Show every line of the records below that contains the word "элемента".

↓↓↓

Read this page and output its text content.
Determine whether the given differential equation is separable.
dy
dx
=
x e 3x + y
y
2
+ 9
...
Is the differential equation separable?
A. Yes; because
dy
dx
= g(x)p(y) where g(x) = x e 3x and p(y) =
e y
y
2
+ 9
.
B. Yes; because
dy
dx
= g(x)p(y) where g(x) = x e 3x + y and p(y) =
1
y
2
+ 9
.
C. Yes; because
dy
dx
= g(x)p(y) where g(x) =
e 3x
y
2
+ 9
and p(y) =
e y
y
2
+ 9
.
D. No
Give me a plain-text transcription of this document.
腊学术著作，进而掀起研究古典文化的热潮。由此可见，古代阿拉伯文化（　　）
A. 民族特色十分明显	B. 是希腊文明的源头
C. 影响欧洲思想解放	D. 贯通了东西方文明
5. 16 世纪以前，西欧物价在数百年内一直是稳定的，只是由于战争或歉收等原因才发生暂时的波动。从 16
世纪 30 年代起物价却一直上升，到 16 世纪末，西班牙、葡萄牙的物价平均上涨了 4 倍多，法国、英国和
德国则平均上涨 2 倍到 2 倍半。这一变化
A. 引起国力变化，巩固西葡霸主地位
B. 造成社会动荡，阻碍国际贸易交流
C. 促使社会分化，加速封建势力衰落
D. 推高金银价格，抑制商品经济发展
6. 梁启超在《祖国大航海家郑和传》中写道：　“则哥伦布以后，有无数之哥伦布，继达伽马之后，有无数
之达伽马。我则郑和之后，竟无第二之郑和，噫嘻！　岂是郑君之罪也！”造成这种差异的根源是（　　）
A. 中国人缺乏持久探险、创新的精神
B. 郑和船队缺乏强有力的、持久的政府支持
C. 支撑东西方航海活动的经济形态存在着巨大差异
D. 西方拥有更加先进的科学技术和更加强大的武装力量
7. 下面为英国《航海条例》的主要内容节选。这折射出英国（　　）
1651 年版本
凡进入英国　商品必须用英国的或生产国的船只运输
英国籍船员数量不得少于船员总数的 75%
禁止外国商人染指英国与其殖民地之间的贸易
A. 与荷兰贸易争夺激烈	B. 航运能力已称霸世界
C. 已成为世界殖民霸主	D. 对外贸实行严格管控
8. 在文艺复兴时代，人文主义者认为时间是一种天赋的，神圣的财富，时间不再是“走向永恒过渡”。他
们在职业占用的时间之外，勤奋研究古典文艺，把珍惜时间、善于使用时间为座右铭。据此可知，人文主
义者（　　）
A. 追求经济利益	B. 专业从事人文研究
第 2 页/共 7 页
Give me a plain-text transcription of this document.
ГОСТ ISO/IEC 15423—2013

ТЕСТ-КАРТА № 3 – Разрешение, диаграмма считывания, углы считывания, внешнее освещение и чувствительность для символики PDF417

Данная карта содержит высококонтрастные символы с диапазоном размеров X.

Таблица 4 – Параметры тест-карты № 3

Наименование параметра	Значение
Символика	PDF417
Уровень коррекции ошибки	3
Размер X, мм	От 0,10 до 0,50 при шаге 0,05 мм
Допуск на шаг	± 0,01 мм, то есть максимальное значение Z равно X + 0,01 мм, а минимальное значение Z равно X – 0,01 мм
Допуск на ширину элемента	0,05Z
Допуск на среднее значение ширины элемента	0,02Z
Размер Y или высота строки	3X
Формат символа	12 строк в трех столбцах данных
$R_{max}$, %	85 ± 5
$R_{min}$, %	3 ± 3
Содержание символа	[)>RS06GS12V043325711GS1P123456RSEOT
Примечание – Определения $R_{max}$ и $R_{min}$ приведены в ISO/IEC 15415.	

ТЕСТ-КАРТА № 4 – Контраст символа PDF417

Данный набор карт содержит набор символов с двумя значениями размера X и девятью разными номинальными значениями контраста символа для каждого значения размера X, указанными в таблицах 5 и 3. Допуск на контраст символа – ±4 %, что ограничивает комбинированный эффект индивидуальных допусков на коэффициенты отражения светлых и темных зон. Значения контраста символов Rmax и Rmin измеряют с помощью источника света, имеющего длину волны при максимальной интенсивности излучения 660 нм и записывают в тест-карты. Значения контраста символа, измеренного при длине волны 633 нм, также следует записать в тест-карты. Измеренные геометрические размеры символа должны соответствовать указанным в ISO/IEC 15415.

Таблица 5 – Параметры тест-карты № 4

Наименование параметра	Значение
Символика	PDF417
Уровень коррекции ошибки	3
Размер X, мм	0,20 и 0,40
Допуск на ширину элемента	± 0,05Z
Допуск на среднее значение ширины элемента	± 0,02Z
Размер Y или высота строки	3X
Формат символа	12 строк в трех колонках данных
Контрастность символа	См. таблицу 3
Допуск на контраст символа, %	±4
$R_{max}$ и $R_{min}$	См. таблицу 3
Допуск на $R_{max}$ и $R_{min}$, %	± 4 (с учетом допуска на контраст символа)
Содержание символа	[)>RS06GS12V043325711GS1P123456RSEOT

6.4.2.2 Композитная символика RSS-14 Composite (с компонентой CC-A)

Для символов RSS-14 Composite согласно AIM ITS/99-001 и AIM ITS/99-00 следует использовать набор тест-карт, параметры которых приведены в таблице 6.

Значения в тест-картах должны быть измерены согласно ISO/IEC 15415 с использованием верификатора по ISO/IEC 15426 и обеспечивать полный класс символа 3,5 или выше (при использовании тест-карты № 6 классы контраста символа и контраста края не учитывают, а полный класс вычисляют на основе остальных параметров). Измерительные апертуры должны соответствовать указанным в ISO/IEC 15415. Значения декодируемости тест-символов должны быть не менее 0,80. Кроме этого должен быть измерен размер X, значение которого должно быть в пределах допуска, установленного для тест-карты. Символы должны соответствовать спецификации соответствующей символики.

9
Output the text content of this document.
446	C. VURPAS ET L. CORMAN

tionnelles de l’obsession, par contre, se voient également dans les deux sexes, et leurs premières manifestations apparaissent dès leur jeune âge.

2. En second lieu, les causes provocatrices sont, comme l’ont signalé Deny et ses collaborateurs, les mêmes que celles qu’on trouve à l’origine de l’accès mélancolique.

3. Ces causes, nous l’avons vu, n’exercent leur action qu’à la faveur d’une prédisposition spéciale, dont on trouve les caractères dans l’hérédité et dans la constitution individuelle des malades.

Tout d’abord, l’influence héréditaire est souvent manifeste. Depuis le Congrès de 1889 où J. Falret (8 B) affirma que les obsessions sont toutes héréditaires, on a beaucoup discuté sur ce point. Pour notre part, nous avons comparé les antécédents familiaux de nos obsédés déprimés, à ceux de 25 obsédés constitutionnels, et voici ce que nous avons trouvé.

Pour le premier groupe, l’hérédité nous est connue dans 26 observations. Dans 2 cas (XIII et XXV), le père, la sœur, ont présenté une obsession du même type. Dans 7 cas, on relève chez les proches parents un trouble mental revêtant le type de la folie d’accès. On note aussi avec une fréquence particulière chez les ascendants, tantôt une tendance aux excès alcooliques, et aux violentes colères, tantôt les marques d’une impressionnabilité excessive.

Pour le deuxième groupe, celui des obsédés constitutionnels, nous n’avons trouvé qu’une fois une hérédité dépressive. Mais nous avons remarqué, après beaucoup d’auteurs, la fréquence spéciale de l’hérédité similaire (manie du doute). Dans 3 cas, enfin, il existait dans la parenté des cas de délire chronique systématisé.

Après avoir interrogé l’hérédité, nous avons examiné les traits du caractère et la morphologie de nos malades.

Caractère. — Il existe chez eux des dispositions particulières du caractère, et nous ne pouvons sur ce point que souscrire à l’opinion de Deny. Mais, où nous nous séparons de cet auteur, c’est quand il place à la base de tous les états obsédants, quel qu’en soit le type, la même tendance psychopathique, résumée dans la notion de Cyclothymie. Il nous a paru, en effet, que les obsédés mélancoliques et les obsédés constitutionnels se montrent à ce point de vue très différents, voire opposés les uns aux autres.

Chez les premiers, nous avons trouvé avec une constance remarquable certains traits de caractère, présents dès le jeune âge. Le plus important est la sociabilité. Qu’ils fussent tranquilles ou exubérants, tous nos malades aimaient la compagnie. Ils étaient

↑↑↑

▸ Answer:
Допуск на ширину элемента	0,05Z
Допуск на среднее значение ширины элемента	0,02Z
Допуск на ширину элемента	± 0,05Z
Допуск на среднее значение ширины элемента	± 0,02Z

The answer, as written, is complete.